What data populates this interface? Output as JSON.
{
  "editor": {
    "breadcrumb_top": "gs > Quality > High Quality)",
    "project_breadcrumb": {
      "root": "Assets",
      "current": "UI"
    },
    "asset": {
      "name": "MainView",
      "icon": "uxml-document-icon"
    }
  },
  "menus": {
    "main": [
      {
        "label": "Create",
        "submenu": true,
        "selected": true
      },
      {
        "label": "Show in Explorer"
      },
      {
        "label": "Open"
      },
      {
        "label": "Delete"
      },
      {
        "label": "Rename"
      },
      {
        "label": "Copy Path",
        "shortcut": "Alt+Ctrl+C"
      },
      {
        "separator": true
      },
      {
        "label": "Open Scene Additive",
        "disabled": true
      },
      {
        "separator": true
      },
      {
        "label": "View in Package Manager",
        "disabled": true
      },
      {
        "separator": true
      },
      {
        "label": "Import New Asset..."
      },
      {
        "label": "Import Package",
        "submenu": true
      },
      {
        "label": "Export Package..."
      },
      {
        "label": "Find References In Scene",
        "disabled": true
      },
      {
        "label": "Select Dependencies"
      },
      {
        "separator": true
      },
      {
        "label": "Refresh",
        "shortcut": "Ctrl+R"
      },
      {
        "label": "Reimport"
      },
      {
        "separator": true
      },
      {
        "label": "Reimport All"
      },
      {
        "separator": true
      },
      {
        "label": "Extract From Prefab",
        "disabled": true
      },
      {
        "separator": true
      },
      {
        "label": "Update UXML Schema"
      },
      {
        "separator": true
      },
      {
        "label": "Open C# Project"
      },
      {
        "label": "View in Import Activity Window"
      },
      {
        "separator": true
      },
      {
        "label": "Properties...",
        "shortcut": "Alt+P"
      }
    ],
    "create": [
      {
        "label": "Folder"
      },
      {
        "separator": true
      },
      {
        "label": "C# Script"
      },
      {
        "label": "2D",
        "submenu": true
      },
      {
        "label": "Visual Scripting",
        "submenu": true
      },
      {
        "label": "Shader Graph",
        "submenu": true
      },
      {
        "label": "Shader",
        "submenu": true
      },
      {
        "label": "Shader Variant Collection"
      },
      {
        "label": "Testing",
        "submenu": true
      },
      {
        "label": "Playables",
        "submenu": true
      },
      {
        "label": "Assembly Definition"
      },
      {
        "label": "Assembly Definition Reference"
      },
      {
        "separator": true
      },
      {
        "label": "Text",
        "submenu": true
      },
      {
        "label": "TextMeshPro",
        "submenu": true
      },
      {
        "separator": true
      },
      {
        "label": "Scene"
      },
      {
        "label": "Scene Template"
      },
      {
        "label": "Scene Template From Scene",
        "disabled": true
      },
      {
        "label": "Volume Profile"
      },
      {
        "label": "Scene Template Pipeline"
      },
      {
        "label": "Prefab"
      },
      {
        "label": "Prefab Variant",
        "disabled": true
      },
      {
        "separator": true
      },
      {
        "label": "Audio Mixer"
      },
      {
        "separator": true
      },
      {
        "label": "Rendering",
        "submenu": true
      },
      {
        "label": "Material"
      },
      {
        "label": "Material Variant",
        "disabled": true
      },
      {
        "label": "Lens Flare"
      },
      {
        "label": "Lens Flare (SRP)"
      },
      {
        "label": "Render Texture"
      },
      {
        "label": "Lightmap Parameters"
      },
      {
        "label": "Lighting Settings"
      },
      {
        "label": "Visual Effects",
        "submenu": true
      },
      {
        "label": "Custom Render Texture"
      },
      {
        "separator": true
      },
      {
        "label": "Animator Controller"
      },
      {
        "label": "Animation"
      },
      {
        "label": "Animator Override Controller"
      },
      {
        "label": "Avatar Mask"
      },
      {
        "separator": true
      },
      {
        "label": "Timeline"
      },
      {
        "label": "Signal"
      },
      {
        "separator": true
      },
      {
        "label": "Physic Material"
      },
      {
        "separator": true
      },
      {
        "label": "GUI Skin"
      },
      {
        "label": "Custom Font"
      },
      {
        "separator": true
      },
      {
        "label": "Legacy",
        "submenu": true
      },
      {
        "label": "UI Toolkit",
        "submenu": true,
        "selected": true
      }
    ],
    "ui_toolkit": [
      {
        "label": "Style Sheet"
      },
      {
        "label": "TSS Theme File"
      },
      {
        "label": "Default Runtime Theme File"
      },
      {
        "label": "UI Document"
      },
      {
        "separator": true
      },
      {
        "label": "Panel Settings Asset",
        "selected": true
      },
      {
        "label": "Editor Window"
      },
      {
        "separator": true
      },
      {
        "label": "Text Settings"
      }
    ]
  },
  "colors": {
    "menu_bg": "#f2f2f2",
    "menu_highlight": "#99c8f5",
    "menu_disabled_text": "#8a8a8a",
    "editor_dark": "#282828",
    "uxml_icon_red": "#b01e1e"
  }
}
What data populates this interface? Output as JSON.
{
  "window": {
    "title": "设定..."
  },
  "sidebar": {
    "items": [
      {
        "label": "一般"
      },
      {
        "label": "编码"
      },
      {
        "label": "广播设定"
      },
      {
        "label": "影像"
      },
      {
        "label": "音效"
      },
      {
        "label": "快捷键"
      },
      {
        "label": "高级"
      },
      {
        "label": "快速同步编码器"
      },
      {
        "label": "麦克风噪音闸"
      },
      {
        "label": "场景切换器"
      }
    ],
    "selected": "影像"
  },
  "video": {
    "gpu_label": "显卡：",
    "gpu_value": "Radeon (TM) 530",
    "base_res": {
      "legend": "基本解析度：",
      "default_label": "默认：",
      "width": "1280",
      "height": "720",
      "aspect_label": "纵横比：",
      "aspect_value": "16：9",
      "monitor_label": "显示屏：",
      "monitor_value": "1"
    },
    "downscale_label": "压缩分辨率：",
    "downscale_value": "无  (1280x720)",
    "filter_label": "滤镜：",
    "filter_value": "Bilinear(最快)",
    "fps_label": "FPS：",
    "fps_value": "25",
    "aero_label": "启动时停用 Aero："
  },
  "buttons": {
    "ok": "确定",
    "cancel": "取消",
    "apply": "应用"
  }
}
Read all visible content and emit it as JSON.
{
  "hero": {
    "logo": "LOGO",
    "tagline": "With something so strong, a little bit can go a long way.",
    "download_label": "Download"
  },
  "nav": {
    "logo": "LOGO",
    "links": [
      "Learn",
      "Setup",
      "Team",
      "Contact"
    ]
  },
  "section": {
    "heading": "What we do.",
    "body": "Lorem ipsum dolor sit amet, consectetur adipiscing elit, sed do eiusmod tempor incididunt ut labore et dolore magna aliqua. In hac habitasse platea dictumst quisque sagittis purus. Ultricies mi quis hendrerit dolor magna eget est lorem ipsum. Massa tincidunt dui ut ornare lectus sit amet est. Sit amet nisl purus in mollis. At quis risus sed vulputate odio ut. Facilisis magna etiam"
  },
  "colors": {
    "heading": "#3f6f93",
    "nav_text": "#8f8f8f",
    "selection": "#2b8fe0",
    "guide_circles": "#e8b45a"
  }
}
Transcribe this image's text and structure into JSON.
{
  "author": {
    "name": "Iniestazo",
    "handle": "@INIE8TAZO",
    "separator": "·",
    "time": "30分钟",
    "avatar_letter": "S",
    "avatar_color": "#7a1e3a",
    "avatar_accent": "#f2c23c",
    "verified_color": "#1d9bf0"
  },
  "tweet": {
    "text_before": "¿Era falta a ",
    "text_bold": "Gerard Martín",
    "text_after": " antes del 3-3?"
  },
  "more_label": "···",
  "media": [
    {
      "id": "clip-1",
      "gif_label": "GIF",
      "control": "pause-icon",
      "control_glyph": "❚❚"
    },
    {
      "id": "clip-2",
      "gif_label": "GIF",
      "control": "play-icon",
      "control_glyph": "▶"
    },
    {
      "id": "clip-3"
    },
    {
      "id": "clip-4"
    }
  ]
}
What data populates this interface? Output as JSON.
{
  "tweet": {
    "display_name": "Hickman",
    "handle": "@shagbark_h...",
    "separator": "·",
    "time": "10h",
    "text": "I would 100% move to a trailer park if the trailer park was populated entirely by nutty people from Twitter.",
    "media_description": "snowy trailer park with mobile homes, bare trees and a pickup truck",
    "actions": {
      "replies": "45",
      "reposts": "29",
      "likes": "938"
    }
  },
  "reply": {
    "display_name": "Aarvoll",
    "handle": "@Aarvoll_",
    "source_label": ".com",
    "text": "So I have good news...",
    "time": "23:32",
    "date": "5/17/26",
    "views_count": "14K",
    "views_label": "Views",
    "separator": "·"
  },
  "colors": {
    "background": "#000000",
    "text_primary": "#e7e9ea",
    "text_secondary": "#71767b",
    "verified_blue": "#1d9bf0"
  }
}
--------
**Stated goal**
Identify the lines of the data that contain the word "Texture". Copy each of them.

**Task result**
        "label": "Render Texture"
        "label": "Custom Render Texture"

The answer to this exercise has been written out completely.